§ **The request**
Say how many lines contain "screenshot"; the answer is the number alone.

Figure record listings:

——

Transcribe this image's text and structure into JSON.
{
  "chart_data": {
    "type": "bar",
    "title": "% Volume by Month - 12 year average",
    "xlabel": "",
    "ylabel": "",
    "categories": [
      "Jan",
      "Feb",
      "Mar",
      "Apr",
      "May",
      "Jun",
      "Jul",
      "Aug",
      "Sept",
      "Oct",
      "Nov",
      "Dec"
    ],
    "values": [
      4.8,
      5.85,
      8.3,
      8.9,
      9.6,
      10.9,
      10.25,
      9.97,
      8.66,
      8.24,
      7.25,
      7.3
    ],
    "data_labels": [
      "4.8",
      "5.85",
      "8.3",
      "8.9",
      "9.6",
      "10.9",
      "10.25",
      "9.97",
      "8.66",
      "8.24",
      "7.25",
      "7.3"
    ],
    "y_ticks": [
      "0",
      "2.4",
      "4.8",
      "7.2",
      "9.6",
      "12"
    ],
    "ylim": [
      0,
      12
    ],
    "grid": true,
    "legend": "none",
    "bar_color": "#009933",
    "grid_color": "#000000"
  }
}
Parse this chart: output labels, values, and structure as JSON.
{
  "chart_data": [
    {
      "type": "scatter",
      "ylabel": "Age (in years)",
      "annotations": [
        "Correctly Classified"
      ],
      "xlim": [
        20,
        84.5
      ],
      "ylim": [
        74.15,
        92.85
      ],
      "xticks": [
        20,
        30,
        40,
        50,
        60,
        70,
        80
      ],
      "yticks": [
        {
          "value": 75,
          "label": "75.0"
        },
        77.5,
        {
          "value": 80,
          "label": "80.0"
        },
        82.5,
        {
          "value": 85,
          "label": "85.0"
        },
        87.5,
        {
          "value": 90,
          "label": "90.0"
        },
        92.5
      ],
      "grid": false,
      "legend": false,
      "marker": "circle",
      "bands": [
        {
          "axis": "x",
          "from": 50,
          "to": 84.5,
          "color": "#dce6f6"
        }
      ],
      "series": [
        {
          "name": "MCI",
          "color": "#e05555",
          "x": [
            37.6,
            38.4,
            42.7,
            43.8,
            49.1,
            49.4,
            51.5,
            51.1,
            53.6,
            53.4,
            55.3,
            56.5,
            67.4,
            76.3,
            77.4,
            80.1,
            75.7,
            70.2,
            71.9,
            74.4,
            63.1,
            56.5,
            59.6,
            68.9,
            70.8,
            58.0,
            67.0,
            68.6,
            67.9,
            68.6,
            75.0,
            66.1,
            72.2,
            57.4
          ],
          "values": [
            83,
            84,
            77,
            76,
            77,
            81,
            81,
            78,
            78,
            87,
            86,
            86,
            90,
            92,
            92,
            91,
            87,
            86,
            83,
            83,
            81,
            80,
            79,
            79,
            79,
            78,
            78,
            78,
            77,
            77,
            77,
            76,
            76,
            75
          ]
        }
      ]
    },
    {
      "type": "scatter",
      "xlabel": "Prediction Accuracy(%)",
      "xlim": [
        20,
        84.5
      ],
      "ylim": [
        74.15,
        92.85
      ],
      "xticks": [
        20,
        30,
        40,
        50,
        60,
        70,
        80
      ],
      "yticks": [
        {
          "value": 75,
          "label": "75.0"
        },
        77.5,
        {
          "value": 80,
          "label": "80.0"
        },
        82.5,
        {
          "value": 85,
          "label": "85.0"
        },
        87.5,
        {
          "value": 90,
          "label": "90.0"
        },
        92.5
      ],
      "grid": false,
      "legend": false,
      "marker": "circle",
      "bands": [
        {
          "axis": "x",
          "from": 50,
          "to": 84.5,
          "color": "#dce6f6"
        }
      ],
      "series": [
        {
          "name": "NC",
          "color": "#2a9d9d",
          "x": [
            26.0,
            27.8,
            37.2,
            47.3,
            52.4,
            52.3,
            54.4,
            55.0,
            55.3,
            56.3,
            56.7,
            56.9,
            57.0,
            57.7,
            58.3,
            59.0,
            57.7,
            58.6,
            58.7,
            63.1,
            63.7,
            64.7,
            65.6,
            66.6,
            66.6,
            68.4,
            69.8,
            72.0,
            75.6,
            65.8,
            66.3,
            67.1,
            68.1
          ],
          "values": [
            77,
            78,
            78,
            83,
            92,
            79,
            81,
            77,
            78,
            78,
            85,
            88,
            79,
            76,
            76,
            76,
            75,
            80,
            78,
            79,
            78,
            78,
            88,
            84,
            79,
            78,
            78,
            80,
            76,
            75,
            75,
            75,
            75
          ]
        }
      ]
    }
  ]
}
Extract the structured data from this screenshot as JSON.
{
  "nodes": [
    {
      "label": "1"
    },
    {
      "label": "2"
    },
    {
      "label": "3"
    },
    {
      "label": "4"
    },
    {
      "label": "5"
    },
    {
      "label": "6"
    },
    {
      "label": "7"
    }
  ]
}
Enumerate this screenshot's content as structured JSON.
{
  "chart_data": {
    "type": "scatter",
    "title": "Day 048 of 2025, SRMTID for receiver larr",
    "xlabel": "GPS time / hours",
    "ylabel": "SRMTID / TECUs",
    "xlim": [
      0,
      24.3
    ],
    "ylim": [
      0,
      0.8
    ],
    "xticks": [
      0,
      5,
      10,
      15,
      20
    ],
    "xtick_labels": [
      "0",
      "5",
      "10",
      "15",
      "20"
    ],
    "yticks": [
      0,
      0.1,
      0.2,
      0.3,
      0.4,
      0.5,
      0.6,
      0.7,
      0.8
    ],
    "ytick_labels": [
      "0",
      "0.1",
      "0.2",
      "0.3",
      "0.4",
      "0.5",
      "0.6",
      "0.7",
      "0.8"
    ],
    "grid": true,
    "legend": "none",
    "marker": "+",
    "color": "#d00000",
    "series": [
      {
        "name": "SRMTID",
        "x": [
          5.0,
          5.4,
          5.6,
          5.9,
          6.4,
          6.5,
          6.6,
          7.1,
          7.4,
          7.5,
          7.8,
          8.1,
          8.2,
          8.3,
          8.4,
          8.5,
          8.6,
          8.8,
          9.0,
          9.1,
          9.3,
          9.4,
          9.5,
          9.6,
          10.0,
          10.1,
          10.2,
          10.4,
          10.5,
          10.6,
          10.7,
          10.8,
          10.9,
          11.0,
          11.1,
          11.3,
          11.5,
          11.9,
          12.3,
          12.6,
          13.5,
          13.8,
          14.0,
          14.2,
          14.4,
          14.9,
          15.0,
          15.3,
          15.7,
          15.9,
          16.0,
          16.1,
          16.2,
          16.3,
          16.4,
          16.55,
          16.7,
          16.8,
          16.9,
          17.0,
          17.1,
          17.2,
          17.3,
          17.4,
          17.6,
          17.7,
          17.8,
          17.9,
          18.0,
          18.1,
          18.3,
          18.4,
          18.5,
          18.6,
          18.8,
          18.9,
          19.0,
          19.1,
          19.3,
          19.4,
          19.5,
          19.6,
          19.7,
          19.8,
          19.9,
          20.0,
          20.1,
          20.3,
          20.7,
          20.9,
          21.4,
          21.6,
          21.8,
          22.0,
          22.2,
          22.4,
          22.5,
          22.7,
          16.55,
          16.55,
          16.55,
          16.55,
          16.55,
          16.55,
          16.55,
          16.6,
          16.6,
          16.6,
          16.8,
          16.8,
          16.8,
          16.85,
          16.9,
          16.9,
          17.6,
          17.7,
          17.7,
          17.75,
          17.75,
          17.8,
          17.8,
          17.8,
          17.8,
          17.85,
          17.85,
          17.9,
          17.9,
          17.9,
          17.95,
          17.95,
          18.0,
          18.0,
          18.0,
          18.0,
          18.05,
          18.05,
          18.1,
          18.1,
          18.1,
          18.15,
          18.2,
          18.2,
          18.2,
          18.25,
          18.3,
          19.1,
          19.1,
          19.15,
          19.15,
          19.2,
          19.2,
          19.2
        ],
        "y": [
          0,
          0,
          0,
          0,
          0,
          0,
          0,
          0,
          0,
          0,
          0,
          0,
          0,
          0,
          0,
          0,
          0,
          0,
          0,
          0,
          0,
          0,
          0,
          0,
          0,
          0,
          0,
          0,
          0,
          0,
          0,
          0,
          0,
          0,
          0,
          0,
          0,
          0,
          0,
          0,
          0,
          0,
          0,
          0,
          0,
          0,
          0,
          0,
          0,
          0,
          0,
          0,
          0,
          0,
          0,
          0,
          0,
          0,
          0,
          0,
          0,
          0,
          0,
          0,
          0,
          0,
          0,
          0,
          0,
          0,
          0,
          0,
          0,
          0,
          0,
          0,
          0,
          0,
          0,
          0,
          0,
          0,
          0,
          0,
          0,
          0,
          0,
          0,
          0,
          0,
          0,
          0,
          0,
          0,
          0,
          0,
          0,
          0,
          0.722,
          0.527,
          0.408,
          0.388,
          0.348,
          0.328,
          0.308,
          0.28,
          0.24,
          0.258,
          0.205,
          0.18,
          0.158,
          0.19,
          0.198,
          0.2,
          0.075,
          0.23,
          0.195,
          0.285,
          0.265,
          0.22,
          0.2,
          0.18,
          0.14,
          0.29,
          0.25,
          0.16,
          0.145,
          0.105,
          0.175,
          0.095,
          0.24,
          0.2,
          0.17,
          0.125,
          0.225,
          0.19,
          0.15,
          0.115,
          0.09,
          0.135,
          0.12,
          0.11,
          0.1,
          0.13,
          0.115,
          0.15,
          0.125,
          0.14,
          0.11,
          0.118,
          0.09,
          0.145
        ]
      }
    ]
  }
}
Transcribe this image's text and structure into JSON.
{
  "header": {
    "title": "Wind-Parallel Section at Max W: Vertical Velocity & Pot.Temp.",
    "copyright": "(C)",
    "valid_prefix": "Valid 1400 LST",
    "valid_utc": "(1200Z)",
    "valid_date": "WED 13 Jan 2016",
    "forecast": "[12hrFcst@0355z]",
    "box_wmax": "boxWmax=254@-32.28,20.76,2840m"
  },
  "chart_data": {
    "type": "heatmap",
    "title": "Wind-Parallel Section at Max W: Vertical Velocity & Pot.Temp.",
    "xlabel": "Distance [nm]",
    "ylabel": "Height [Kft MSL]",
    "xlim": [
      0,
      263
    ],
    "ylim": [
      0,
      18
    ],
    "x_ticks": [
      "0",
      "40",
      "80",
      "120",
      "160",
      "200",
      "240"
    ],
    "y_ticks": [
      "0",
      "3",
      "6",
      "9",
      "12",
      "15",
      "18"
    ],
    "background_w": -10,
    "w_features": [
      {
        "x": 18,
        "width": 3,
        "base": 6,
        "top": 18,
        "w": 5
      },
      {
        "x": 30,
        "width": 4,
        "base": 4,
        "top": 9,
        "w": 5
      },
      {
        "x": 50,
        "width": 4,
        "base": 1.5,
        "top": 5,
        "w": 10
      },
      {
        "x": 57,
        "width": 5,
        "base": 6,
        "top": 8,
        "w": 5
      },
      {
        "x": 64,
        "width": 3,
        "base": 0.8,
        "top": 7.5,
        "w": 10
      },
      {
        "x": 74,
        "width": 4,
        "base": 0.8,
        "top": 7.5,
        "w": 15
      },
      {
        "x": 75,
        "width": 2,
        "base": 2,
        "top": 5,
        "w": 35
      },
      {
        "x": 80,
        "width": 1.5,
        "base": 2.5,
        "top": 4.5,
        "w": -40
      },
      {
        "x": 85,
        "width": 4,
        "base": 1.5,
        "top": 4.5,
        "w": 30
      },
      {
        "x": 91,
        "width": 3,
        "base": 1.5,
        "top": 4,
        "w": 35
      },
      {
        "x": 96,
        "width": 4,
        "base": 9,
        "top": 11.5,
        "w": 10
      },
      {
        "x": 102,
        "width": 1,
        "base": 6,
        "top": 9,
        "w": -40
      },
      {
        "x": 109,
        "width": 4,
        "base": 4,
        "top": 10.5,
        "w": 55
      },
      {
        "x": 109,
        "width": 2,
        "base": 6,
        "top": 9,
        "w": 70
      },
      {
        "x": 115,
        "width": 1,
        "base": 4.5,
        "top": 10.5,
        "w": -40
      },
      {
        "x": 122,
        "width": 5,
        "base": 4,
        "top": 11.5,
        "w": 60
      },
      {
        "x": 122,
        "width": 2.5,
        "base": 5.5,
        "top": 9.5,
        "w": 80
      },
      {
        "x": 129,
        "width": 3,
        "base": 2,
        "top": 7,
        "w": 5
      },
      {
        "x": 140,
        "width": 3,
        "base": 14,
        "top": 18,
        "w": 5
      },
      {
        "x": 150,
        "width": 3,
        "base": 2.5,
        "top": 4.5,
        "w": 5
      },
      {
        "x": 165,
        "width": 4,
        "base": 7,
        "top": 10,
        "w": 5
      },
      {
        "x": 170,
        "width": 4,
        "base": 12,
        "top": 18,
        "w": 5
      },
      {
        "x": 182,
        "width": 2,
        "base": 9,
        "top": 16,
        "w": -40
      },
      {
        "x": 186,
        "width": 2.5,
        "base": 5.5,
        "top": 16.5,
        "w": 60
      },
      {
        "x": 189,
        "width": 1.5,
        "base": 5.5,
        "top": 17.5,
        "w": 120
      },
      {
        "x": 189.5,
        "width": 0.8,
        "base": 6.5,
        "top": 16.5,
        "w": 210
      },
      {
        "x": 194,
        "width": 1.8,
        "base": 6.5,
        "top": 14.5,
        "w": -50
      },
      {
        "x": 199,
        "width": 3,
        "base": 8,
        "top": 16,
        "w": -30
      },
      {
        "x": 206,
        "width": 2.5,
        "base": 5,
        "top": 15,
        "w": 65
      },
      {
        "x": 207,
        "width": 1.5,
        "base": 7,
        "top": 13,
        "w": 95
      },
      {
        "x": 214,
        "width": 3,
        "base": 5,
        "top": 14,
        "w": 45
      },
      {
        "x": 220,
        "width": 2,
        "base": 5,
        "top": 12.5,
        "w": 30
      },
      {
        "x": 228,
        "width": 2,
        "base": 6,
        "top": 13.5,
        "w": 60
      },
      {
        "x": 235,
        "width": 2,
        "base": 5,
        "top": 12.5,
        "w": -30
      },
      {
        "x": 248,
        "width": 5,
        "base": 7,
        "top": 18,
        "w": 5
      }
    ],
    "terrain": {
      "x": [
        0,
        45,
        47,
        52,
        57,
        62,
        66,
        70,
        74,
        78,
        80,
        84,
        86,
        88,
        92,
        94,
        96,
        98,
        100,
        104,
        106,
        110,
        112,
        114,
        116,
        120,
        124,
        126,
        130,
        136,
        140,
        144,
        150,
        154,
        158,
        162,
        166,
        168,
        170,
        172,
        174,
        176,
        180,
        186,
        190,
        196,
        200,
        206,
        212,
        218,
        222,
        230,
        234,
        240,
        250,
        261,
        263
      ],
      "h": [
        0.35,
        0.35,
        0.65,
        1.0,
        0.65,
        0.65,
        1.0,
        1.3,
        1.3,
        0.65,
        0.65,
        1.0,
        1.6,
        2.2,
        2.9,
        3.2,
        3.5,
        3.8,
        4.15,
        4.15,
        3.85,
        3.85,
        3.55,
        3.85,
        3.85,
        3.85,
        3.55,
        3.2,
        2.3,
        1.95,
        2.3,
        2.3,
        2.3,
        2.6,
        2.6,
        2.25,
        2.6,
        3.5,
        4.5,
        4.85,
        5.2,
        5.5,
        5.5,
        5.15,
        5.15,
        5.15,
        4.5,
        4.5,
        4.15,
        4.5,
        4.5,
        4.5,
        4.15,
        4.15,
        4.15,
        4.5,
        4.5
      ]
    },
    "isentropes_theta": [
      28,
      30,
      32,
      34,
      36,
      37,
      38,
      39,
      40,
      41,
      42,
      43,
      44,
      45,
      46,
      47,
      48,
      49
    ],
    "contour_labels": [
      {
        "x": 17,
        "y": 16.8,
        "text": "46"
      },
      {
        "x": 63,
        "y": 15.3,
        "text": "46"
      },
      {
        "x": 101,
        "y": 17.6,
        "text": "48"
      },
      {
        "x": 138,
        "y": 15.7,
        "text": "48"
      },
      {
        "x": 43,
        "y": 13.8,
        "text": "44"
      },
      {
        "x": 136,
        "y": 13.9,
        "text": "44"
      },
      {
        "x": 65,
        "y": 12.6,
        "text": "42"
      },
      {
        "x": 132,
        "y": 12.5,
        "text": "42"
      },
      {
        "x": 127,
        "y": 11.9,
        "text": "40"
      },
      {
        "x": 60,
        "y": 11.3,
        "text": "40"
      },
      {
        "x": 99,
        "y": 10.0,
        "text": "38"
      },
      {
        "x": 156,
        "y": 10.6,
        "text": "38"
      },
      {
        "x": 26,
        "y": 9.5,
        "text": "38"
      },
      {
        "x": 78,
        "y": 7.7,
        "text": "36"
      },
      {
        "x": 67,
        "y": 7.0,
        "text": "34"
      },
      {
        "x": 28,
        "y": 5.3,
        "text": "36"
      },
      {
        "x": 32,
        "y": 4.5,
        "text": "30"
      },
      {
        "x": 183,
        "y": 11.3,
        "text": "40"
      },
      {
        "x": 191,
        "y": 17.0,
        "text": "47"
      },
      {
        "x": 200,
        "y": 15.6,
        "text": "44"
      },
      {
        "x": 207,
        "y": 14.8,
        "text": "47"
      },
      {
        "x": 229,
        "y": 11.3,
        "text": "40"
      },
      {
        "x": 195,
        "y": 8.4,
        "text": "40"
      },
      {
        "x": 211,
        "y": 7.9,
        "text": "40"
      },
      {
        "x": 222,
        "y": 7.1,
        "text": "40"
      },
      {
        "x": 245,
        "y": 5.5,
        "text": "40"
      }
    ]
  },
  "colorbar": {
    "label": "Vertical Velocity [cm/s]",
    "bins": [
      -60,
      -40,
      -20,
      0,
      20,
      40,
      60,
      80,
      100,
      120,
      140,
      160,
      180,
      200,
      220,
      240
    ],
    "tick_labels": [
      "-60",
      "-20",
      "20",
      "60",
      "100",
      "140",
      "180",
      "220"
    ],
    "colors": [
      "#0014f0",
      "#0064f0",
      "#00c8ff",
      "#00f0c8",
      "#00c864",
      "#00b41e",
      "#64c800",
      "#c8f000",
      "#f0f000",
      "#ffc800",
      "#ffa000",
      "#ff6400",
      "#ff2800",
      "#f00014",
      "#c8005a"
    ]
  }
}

——

§ **Response for this exercise**
2